-- Start Records --

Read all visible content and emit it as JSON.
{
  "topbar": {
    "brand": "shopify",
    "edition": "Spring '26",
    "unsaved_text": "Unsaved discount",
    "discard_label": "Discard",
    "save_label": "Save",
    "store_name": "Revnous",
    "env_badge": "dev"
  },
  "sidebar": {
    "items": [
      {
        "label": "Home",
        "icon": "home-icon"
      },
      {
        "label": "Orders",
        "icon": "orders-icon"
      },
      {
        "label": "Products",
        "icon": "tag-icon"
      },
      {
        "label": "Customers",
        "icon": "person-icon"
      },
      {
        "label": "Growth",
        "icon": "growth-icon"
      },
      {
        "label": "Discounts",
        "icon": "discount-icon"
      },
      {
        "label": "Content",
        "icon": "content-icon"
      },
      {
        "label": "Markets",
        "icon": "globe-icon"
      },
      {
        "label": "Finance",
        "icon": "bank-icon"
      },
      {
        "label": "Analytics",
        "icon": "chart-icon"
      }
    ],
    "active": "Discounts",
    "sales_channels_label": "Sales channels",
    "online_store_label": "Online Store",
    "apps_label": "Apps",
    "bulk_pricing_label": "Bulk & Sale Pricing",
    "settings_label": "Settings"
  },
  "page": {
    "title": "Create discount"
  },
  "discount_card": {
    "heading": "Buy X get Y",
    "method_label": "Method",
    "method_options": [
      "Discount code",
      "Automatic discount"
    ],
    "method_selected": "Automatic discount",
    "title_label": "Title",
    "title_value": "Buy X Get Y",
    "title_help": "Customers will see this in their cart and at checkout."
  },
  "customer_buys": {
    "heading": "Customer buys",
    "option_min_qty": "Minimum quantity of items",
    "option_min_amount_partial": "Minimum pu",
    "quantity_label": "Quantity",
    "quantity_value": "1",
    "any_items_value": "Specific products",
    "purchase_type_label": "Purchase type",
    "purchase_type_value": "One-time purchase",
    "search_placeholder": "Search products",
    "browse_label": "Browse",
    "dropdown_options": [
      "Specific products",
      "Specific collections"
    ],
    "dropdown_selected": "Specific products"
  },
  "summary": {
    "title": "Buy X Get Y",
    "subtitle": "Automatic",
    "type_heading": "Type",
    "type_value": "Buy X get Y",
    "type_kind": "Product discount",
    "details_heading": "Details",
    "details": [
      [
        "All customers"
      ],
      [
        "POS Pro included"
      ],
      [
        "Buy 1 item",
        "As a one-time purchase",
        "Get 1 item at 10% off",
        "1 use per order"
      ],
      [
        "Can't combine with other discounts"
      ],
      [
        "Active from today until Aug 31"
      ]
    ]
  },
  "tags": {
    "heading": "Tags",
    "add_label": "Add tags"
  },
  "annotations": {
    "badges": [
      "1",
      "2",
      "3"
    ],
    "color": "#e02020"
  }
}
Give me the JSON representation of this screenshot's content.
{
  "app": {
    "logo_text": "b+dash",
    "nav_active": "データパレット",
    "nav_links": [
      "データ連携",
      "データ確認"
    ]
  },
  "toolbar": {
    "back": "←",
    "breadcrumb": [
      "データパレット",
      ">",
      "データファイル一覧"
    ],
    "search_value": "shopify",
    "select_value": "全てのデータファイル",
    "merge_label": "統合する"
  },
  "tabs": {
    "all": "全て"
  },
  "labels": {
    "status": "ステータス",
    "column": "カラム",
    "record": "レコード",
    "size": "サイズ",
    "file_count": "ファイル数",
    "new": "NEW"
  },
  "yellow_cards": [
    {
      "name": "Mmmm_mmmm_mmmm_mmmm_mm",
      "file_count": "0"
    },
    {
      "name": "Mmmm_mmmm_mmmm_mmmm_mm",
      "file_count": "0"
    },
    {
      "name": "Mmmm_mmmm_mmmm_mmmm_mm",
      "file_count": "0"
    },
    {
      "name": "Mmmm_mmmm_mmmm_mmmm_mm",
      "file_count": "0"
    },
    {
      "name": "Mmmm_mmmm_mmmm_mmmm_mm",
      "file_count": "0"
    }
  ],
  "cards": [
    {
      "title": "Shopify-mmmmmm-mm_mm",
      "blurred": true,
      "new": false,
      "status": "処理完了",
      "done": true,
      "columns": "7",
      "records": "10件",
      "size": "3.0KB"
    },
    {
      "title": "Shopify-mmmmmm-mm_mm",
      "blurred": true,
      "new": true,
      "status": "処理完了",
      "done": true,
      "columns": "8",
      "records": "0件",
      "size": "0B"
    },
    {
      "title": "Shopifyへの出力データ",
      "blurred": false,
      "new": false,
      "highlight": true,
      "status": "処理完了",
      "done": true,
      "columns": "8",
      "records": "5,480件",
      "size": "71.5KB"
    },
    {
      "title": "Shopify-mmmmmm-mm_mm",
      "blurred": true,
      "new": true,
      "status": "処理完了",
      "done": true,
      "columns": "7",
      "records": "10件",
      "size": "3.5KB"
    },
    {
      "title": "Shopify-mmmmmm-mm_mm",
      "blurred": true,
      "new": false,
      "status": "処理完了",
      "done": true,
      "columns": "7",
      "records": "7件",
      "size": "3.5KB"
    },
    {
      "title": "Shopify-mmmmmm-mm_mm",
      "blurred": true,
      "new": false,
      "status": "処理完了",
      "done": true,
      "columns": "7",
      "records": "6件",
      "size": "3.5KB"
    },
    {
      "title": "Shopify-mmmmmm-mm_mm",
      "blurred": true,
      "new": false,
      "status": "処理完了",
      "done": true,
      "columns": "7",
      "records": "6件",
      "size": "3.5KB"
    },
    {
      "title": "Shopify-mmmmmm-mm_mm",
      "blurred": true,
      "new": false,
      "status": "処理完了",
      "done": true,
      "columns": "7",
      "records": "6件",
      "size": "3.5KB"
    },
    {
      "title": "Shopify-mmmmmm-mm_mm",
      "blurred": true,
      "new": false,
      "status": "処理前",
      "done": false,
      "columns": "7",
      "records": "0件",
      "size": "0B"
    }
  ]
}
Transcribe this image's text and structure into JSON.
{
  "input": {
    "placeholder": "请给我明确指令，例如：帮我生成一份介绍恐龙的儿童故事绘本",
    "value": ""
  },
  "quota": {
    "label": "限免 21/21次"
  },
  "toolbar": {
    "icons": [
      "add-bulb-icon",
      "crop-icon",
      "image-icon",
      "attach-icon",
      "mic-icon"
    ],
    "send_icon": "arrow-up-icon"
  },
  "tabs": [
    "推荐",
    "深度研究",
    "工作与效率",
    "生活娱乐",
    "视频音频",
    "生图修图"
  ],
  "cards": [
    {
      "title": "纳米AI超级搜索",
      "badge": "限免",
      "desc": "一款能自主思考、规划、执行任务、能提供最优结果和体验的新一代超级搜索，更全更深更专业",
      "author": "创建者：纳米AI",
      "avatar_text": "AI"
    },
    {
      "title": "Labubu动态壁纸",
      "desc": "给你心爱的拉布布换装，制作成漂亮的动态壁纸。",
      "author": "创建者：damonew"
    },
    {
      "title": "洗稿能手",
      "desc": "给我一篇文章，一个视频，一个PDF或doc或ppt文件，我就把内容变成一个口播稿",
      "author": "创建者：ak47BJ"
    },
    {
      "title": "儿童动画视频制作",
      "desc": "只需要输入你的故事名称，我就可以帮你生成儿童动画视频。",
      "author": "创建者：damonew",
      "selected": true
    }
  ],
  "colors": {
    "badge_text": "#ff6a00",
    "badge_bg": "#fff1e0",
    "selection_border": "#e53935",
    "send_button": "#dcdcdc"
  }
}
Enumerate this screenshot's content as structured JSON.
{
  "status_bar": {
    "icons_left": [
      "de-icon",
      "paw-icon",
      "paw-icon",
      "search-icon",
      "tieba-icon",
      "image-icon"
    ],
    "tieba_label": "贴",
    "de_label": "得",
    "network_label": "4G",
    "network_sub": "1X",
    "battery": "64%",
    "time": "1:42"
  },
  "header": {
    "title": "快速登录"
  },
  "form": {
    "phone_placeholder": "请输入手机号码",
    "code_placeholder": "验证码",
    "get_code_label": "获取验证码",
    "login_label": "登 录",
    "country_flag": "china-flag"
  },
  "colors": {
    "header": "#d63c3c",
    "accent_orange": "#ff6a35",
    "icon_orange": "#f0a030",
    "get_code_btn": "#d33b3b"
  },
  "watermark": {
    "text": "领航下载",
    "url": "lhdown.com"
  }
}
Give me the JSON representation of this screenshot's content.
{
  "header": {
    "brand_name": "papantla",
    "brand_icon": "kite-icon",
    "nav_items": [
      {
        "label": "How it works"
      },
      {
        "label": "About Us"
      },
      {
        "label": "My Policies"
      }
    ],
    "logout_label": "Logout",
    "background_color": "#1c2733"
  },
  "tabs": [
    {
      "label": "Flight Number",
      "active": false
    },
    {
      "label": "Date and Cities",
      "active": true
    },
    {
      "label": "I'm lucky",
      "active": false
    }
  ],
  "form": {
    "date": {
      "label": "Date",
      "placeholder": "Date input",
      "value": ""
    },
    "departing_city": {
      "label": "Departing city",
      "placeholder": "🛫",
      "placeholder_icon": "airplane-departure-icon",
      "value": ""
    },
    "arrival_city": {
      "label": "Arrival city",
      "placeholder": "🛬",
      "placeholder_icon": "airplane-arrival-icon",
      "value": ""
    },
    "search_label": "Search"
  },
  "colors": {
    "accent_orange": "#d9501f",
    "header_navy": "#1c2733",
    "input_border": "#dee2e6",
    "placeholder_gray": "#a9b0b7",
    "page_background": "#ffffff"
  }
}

-- End Records --

- _What is expected_
Scan the listing above and copy all lines containing the word "time".

- _Full response_
    "purchase_type_value": "One-time purchase",
        "As a one-time purchase",
    "time": "1:42"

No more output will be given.